### REQUIREMENTS
Say how many lines contain the word "χωρητικότητας". Only the number should be given.

### DATA PROVIDED
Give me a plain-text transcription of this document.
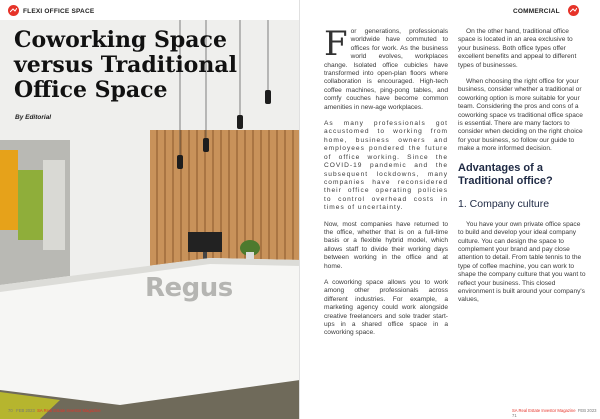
Regus
FLEXI OFFICE SPACE
Coworking Space versus Traditional Office Space
By Editorial
70 FEB 2023 SA Real Estate Investor Magazine
COMMERCIAL
SA Real Estate Investor Magazine FEB 2023   71

For generations, professionals worldwide have commuted to offices for work. As the business world evolves, workplaces change. Isolated office cubicles have transformed into open-plan floors where collaboration is encouraged. High-tech coffee machines, ping-pong tables, and comfy couches have become common amenities in new-age workplaces.

As many professionals got accustomed to working from home, business owners and employees pondered the future of office working. Since the COVID-19 pandemic and the subsequent lockdowns, many companies have reconsidered their office operating policies to control overhead costs in times of uncertainty.

Now, most companies have returned to the office, whether that is on a full-time basis or a flexible hybrid model, which allows staff to divide their working days between working in the office and at home.

A coworking space allows you to work among other professionals across different industries. For example, a marketing agency could work alongside creative freelancers and sole trader start-ups in a shared office space in a coworking space.

On the other hand, traditional office space is located in an area exclusive to your business. Both office types offer excellent benefits and appeal to different types of businesses.

When choosing the right office for your business, consider whether a traditional or coworking option is more suitable for your team. Considering the pros and cons of a coworking space vs traditional office space is essential. There are many factors to consider when deciding on the right choice for your business, so follow our guide to make a more informed decision.

Advantages of a Traditional office?
1. Company culture

You have your own private office space to build and develop your ideal company culture. You can design the space to complement your brand and pay close attention to detail. From table tennis to the type of coffee machine, you can work to shape the company culture that you want to reflect your business. This closed environment is built around your company's values,
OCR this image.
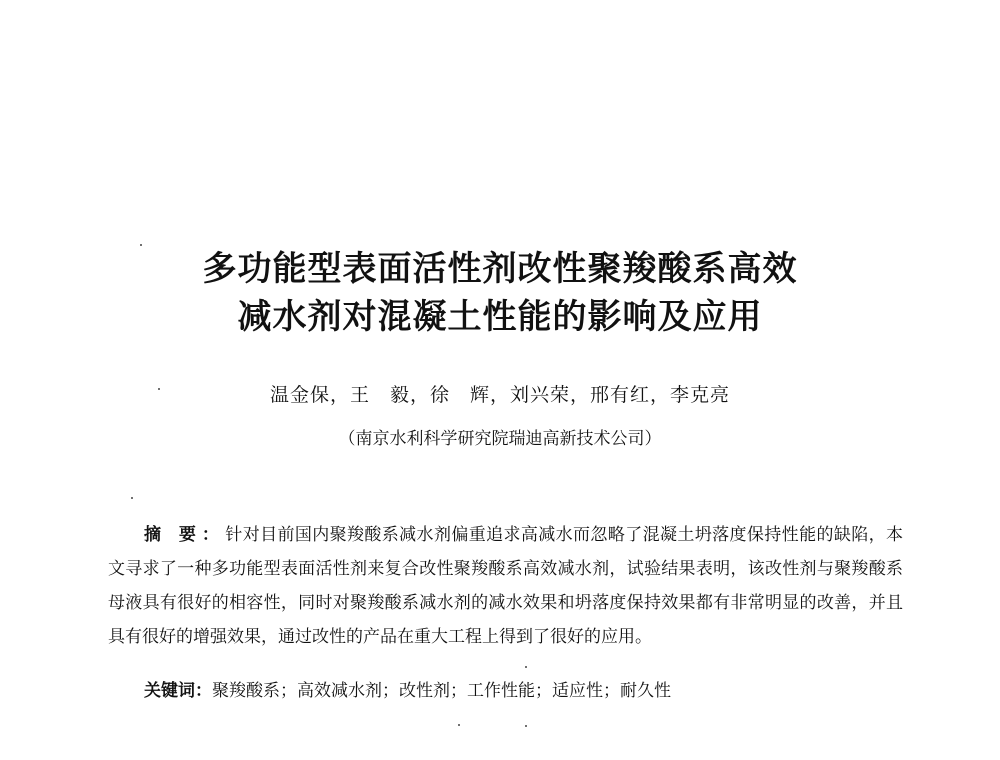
多功能型表面活性剂改性聚羧酸系高效
减水剂对混凝土性能的影响及应用

温金保，王　毅，徐　辉，刘兴荣，邢有红，李克亮

（南京水利科学研究院瑞迪高新技术公司）

摘 要：针对目前国内聚羧酸系减水剂偏重追求高减水而忽略了混凝土坍落度保持性能的缺陷，本文寻求了一种多功能型表面活性剂来复合改性聚羧酸系高效减水剂，试验结果表明，该改性剂与聚羧酸系母液具有很好的相容性，同时对聚羧酸系减水剂的减水效果和坍落度保持效果都有非常明显的改善，并且具有很好的增强效果，通过改性的产品在重大工程上得到了很好的应用。

关键词：聚羧酸系；高效减水剂；改性剂；工作性能；适应性；耐久性
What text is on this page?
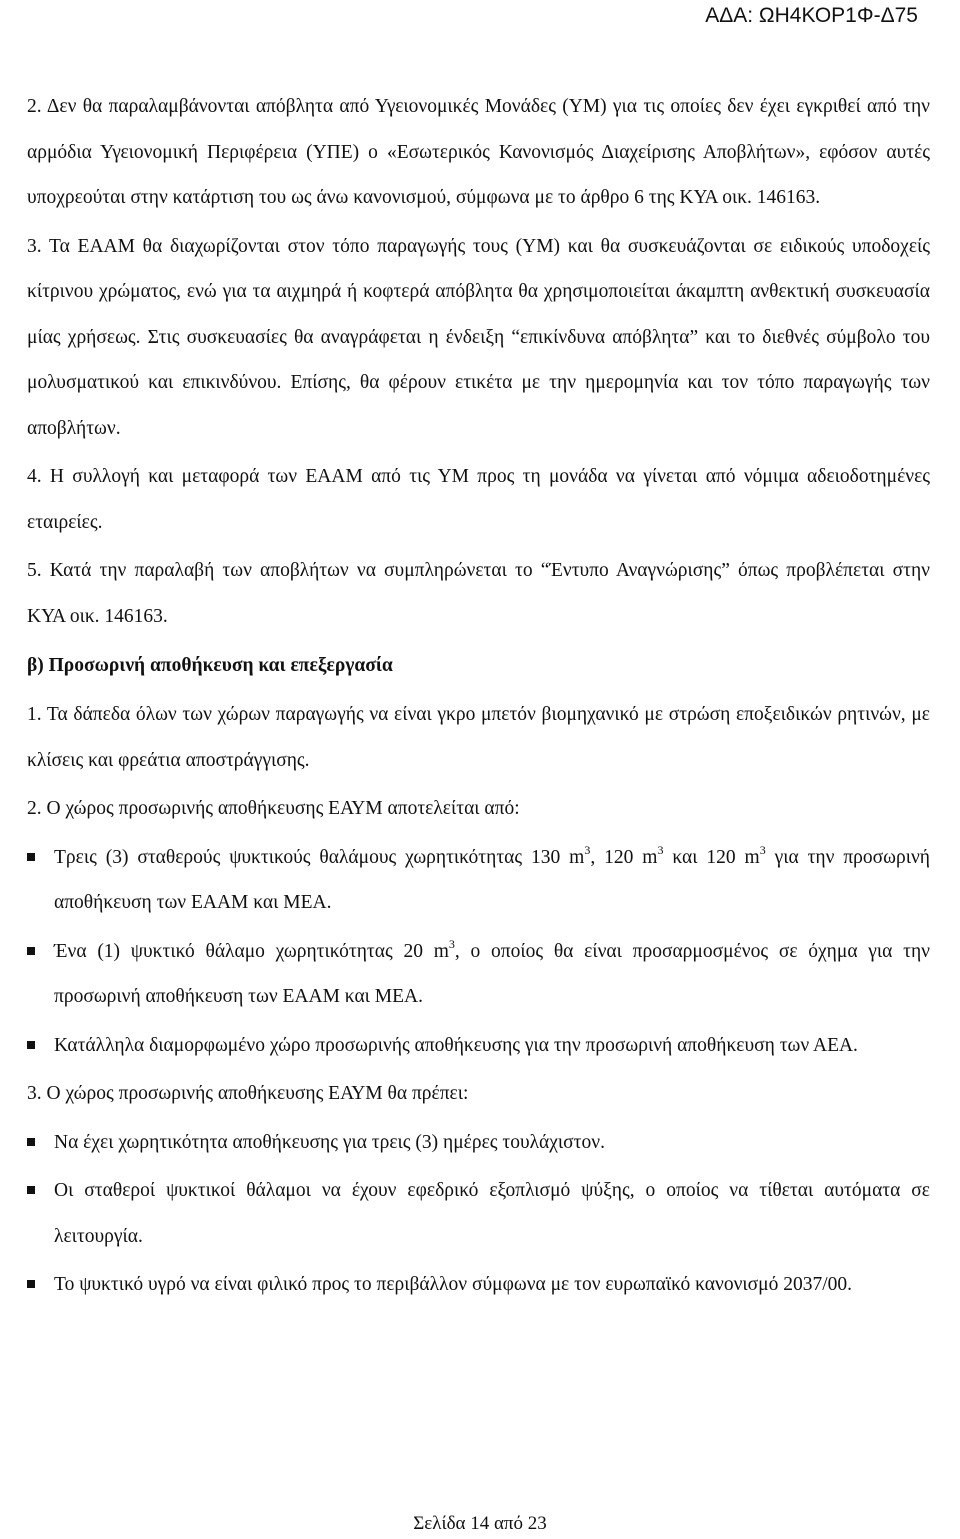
ΑΔΑ: ΩΗ4ΚΟΡ1Φ-Δ75

2. Δεν θα παραλαμβάνονται απόβλητα από Υγειονομικές Μονάδες (ΥΜ) για τις οποίες δεν έχει εγκριθεί από την αρμόδια Υγειονομική Περιφέρεια (ΥΠΕ) ο «Εσωτερικός Κανονισμός Διαχείρισης Αποβλήτων», εφόσον αυτές υποχρεούται στην κατάρτιση του ως άνω κανονισμού, σύμφωνα με το άρθρο 6 της ΚΥΑ οικ. 146163.

3. Τα ΕΑΑΜ θα διαχωρίζονται στον τόπο παραγωγής τους (ΥΜ) και θα συσκευάζονται σε ειδικούς υποδοχείς κίτρινου χρώματος, ενώ για τα αιχμηρά ή κοφτερά απόβλητα θα χρησιμοποιείται άκαμπτη ανθεκτική συσκευασία μίας χρήσεως. Στις συσκευασίες θα αναγράφεται η ένδειξη “επικίνδυνα απόβλητα” και το διεθνές σύμβολο του μολυσματικού και επικινδύνου. Επίσης, θα φέρουν ετικέτα με την ημερομηνία και τον τόπο παραγωγής των αποβλήτων.

4. Η συλλογή και μεταφορά των ΕΑΑΜ από τις ΥΜ προς τη μονάδα να γίνεται από νόμιμα αδειοδοτημένες εταιρείες.

5. Κατά την παραλαβή των αποβλήτων να συμπληρώνεται το “Έντυπο Αναγνώρισης” όπως προβλέπεται στην ΚΥΑ οικ. 146163.

β) Προσωρινή αποθήκευση και επεξεργασία

1. Τα δάπεδα όλων των χώρων παραγωγής να είναι γκρο μπετόν βιομηχανικό με στρώση εποξειδικών ρητινών, με κλίσεις και φρεάτια αποστράγγισης.

2. Ο χώρος προσωρινής αποθήκευσης ΕΑΥΜ αποτελείται από:

Τρεις (3) σταθερούς ψυκτικούς θαλάμους χωρητικότητας 130 $m^3$, 120 $m^3$ και 120 $m^3$ για την προσωρινή αποθήκευση των ΕΑΑΜ και ΜΕΑ.
Ένα (1) ψυκτικό θάλαμο χωρητικότητας 20 $m^3$, ο οποίος θα είναι προσαρμοσμένος σε όχημα για την προσωρινή αποθήκευση των ΕΑΑΜ και ΜΕΑ.
Κατάλληλα διαμορφωμένο χώρο προσωρινής αποθήκευσης για την προσωρινή αποθήκευση των ΑΕΑ.

3. Ο χώρος προσωρινής αποθήκευσης ΕΑΥΜ θα πρέπει:

Να έχει χωρητικότητα αποθήκευσης για τρεις (3) ημέρες τουλάχιστον.
Οι σταθεροί ψυκτικοί θάλαμοι να έχουν εφεδρικό εξοπλισμό ψύξης, ο οποίος να τίθεται αυτόματα σε λειτουργία.
Το ψυκτικό υγρό να είναι φιλικό προς το περιβάλλον σύμφωνα με τον ευρωπαϊκό κανονισμό 2037/00.
Σελίδα 14 από 23
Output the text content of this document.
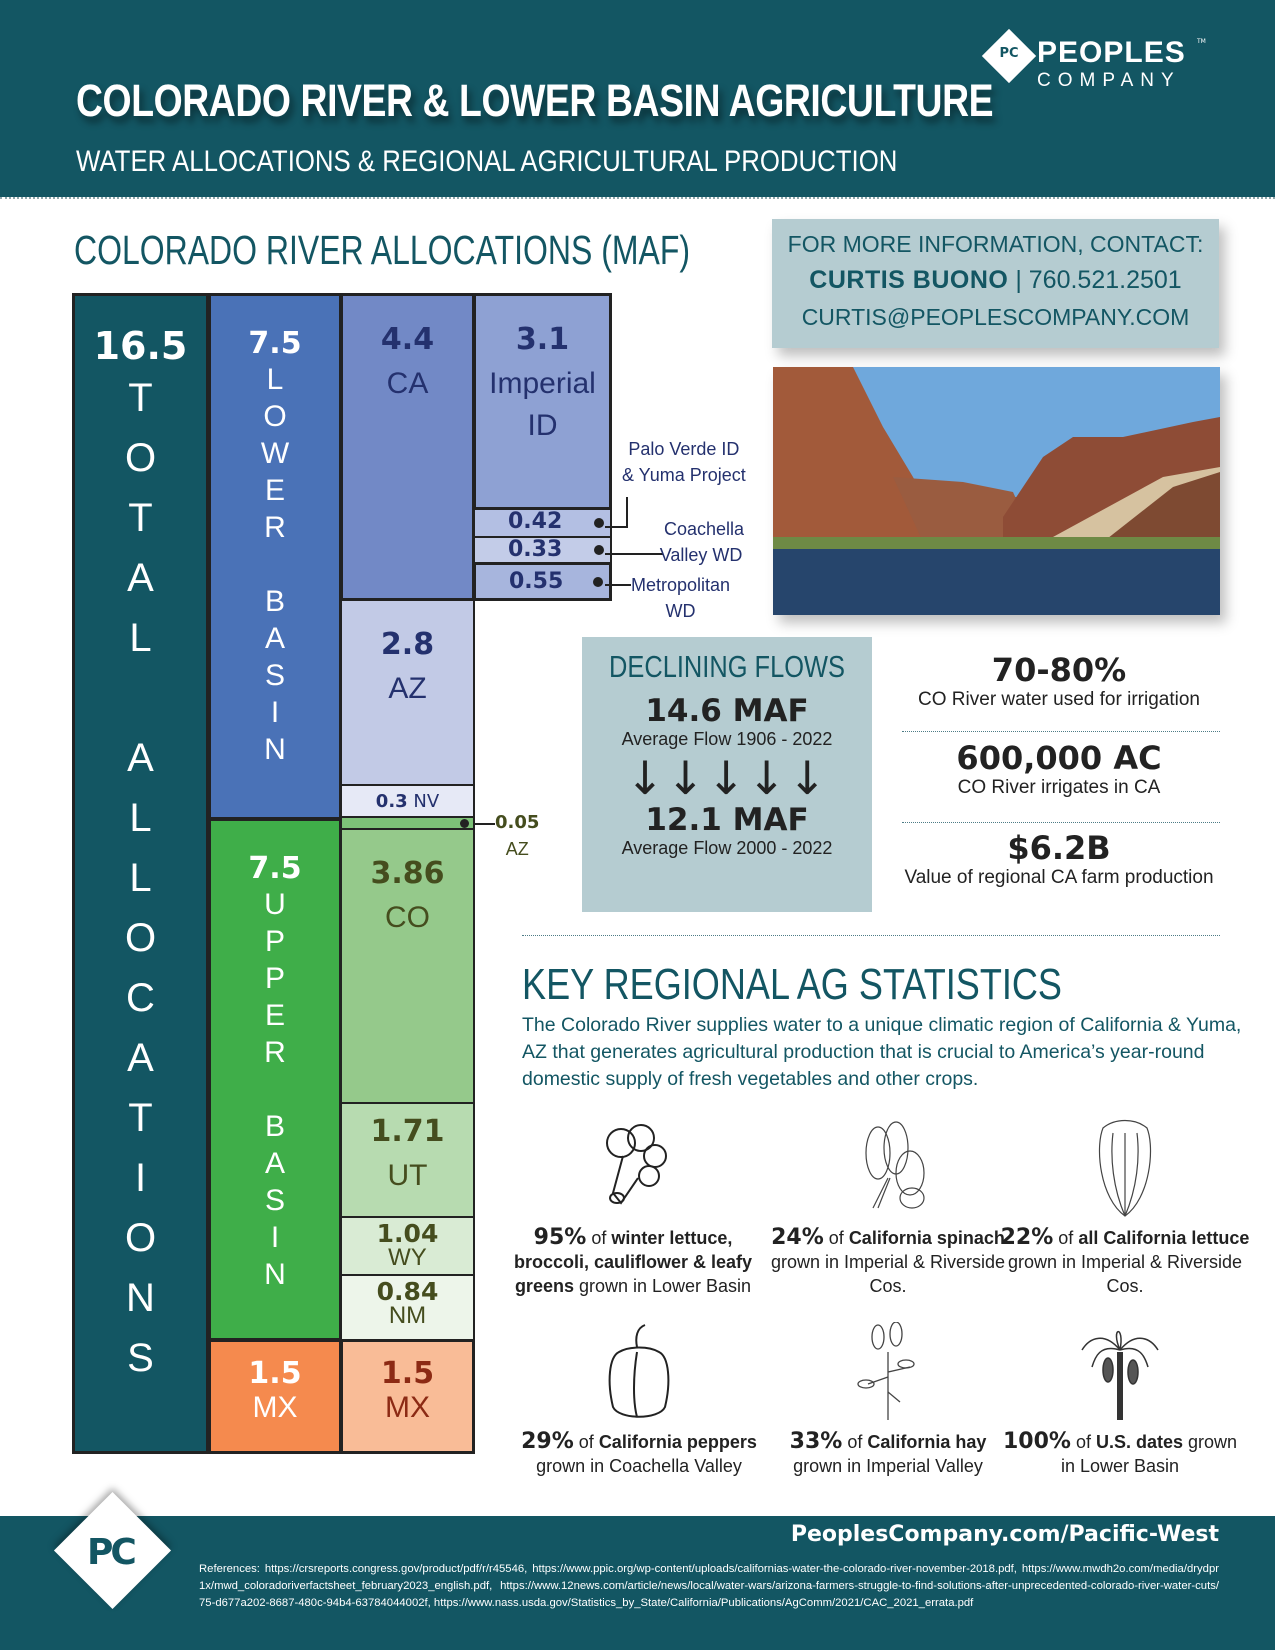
COLORADO RIVER & LOWER BASIN AGRICULTURE
WATER ALLOCATIONS & REGIONAL AGRICULTURAL PRODUCTION
PC PEOPLES TM
COMPANY
COLORADO RIVER ALLOCATIONS (MAF)
16.5
T
O
T
A
L

A
L
L
O
C
A
T
I
O
N
S
7.5
L
O
W
E
R

B
A
S
I
N
7.5
U
P
P
E
R

B
A
S
I
N
1.5
MX
4.4
CA
3.1
Imperial
ID
0.42
0.33
0.55
2.8
AZ
0.3 NV
3.86
CO
1.71
UT
1.04
WY
0.84
NM
1.5
MX
Palo Verde ID
& Yuma Project
Coachella
Valley WD
Metropolitan
WD
0.05
AZ
FOR MORE INFORMATION, CONTACT:
CURTIS BUONO | 760.521.2501
CURTIS@PEOPLESCOMPANY.COM
DECLINING FLOWS
14.6 MAF
Average Flow 1906 - 2022
↓↓↓↓↓
12.1 MAF
Average Flow 2000 - 2022
70-80%
CO River water used for irrigation
600,000 AC
CO River irrigates in CA
$6.2B
Value of regional CA farm production
KEY REGIONAL AG STATISTICS
The Colorado River supplies water to a unique climatic region of California & Yuma, AZ that generates agricultural production that is crucial to America’s year-round domestic supply of fresh vegetables and other crops.
95% of winter lettuce, broccoli, cauliflower & leafy greens grown in Lower Basin
24% of California spinach grown in Imperial & Riverside Cos.
22% of all California lettuce grown in Imperial & Riverside Cos.
29% of California peppers grown in Coachella Valley
33% of California hay grown in Imperial Valley
100% of U.S. dates grown in Lower Basin
PC	PeoplesCompany.com/Pacific-West
References: https://crsreports.congress.gov/product/pdf/r/r45546, https://www.ppic.org/wp-content/uploads/californias-water-the-colorado-river-november-2018.pdf, https://www.mwdh2o.com/media/drydpr1x/mwd_coloradoriverfactsheet_february2023_english.pdf, https://www.12news.com/article/news/local/water-wars/arizona-farmers-struggle-to-find-solutions-after-unprecedented-colorado-river-water-cuts/75-d677a202-8687-480c-94b4-63784044002f, https://www.nass.usda.gov/Statistics_by_State/California/Publications/AgComm/2021/CAC_2021_errata.pdf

### THE RESULT
2